Collected data
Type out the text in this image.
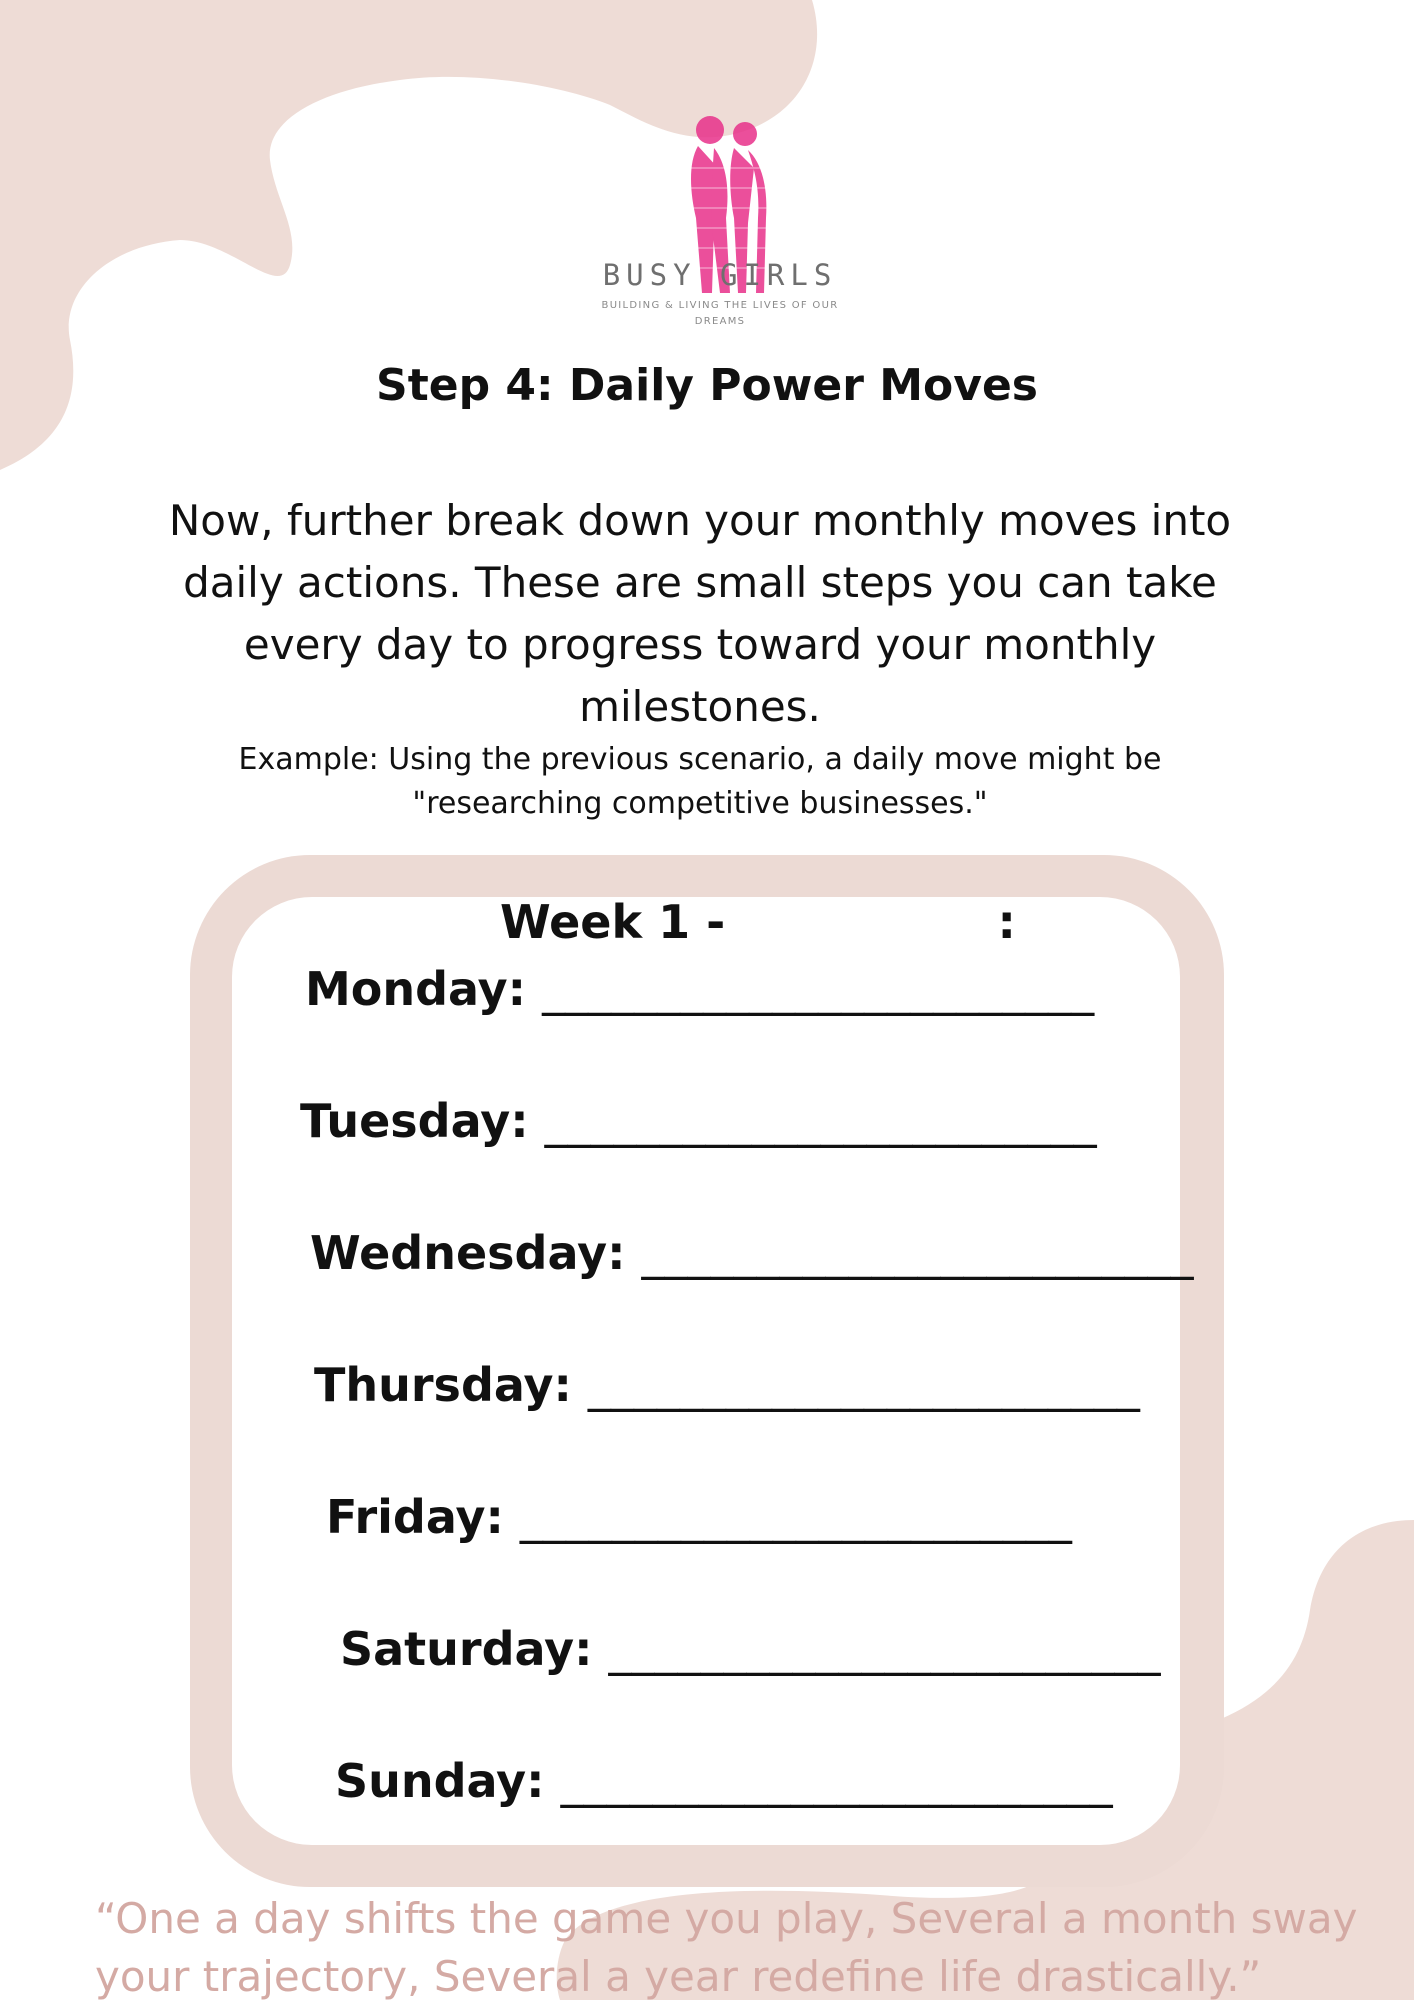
BUSY GIRLS
BUILDING & LIVING THE LIVES OF OUR
DREAMS
Step 4: Daily Power Moves
Now, further break down your monthly moves into daily actions. These are small steps you can take every day to progress toward your monthly milestones.
Example: Using the previous scenario, a daily move might be "researching competitive businesses."
Week 1 -                 :
Monday: ________________________
Tuesday: ________________________
Wednesday: ________________________
Thursday: ________________________
Friday: ________________________
Saturday: ________________________
Sunday: ________________________
“One a day shifts the game you play, Several a month sway
your trajectory, Several a year redefine life drastically.”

▶ _SHORT TASK_: Copy every line of the records above that holds the word "Several".

▶ _REPLY_:
“One a day shifts the game you play, Several a month sway
your trajectory, Several a year redefine life drastically.”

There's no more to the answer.